#### EXERCISE PROMPT:
In your copy of the records, include every word exactly and no pictures.
┌─ RECORDS TO USE
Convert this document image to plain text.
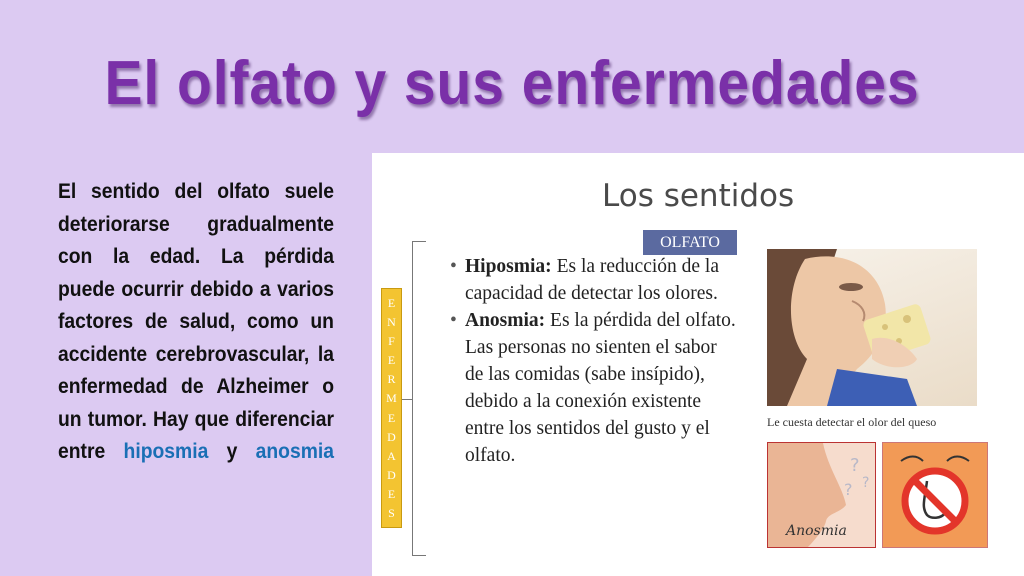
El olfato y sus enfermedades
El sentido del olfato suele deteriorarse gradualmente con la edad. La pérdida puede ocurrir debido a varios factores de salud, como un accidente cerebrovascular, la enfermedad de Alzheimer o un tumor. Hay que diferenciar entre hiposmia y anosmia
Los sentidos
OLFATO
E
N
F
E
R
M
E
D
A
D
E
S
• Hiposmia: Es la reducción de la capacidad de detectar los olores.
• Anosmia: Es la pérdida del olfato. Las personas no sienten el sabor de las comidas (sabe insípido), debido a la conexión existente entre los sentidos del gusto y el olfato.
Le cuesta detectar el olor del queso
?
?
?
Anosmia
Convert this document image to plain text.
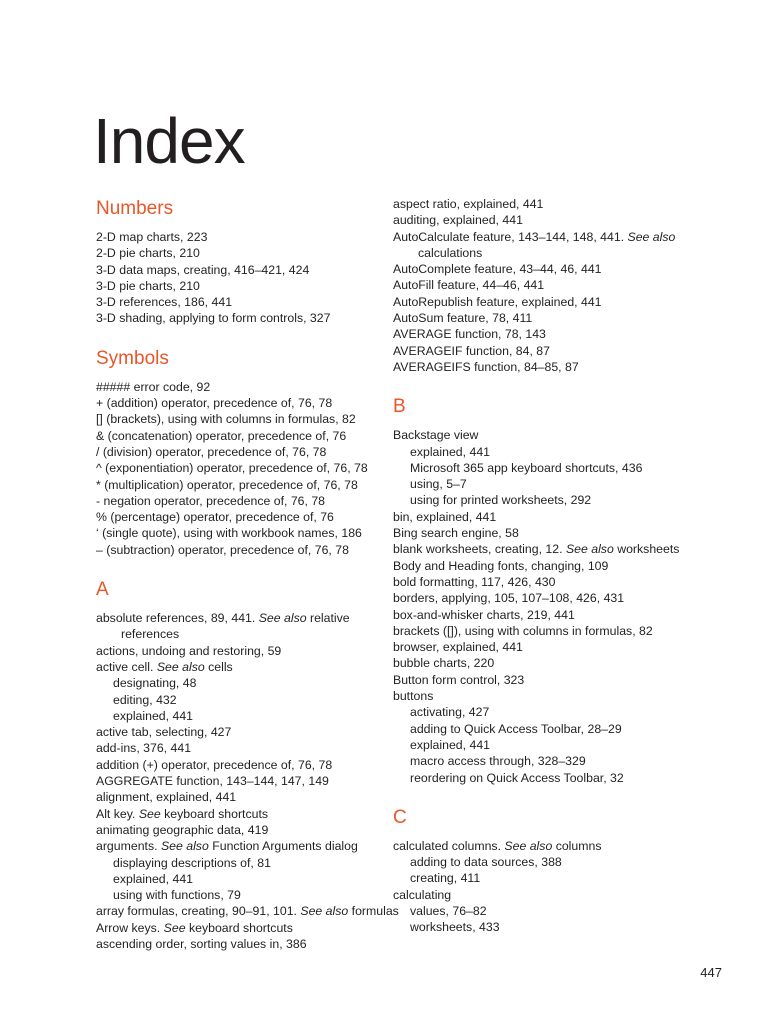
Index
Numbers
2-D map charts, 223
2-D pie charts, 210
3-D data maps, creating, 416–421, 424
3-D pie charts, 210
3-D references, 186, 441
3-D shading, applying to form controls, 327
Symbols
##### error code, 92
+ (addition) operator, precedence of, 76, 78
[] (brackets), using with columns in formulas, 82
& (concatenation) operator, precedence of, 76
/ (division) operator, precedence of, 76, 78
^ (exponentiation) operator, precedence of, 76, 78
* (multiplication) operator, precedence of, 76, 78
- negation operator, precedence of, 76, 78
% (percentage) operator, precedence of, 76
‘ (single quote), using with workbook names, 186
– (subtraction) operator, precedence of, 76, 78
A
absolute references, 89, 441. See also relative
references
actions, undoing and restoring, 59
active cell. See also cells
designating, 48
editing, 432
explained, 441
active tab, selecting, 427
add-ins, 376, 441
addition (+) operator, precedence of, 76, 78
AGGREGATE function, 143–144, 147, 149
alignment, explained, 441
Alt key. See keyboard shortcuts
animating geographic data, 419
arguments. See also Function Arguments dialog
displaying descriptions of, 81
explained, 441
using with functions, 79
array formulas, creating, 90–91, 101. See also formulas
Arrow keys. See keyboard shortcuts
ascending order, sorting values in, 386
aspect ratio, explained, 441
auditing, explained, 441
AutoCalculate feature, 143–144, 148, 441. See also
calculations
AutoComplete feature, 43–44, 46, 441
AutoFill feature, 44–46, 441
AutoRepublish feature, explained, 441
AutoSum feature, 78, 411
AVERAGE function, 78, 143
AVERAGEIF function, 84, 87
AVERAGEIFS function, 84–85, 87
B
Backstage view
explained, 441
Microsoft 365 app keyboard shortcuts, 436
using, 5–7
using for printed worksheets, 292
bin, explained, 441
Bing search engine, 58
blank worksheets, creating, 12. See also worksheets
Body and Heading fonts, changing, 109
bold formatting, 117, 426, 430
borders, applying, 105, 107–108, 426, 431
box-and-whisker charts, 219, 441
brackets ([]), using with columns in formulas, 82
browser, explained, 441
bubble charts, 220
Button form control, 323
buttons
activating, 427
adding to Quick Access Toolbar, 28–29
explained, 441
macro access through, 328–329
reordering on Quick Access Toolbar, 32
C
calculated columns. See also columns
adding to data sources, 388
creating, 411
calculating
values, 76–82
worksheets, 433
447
└─
#### TASK SOLUTION:
Convert this document image to plain text.
El olfato y sus enfermedades
El sentido del olfato suele deteriorarse gradualmente con la edad. La pérdida puede ocurrir debido a varios factores de salud, como un accidente cerebrovascular, la enfermedad de Alzheimer o un tumor. Hay que diferenciar entre hiposmia y anosmia
Los sentidos
OLFATO
E
N
F
E
R
M
E
D
A
D
E
S
• Hiposmia: Es la reducción de la capacidad de detectar los olores.
• Anosmia: Es la pérdida del olfato. Las personas no sienten el sabor de las comidas (sabe insípido), debido a la conexión existente entre los sentidos del gusto y el olfato.
Le cuesta detectar el olor del queso
?
?
?
Anosmia
Convert this document image to plain text.
Index
Numbers
2-D map charts, 223
2-D pie charts, 210
3-D data maps, creating, 416–421, 424
3-D pie charts, 210
3-D references, 186, 441
3-D shading, applying to form controls, 327
Symbols
##### error code, 92
+ (addition) operator, precedence of, 76, 78
[] (brackets), using with columns in formulas, 82
& (concatenation) operator, precedence of, 76
/ (division) operator, precedence of, 76, 78
^ (exponentiation) operator, precedence of, 76, 78
* (multiplication) operator, precedence of, 76, 78
- negation operator, precedence of, 76, 78
% (percentage) operator, precedence of, 76
‘ (single quote), using with workbook names, 186
– (subtraction) operator, precedence of, 76, 78
A
absolute references, 89, 441. See also relative
references
actions, undoing and restoring, 59
active cell. See also cells
designating, 48
editing, 432
explained, 441
active tab, selecting, 427
add-ins, 376, 441
addition (+) operator, precedence of, 76, 78
AGGREGATE function, 143–144, 147, 149
alignment, explained, 441
Alt key. See keyboard shortcuts
animating geographic data, 419
arguments. See also Function Arguments dialog
displaying descriptions of, 81
explained, 441
using with functions, 79
array formulas, creating, 90–91, 101. See also formulas
Arrow keys. See keyboard shortcuts
ascending order, sorting values in, 386
aspect ratio, explained, 441
auditing, explained, 441
AutoCalculate feature, 143–144, 148, 441. See also
calculations
AutoComplete feature, 43–44, 46, 441
AutoFill feature, 44–46, 441
AutoRepublish feature, explained, 441
AutoSum feature, 78, 411
AVERAGE function, 78, 143
AVERAGEIF function, 84, 87
AVERAGEIFS function, 84–85, 87
B
Backstage view
explained, 441
Microsoft 365 app keyboard shortcuts, 436
using, 5–7
using for printed worksheets, 292
bin, explained, 441
Bing search engine, 58
blank worksheets, creating, 12. See also worksheets
Body and Heading fonts, changing, 109
bold formatting, 117, 426, 430
borders, applying, 105, 107–108, 426, 431
box-and-whisker charts, 219, 441
brackets ([]), using with columns in formulas, 82
browser, explained, 441
bubble charts, 220
Button form control, 323
buttons
activating, 427
adding to Quick Access Toolbar, 28–29
explained, 441
macro access through, 328–329
reordering on Quick Access Toolbar, 32
C
calculated columns. See also columns
adding to data sources, 388
creating, 411
calculating
values, 76–82
worksheets, 433
447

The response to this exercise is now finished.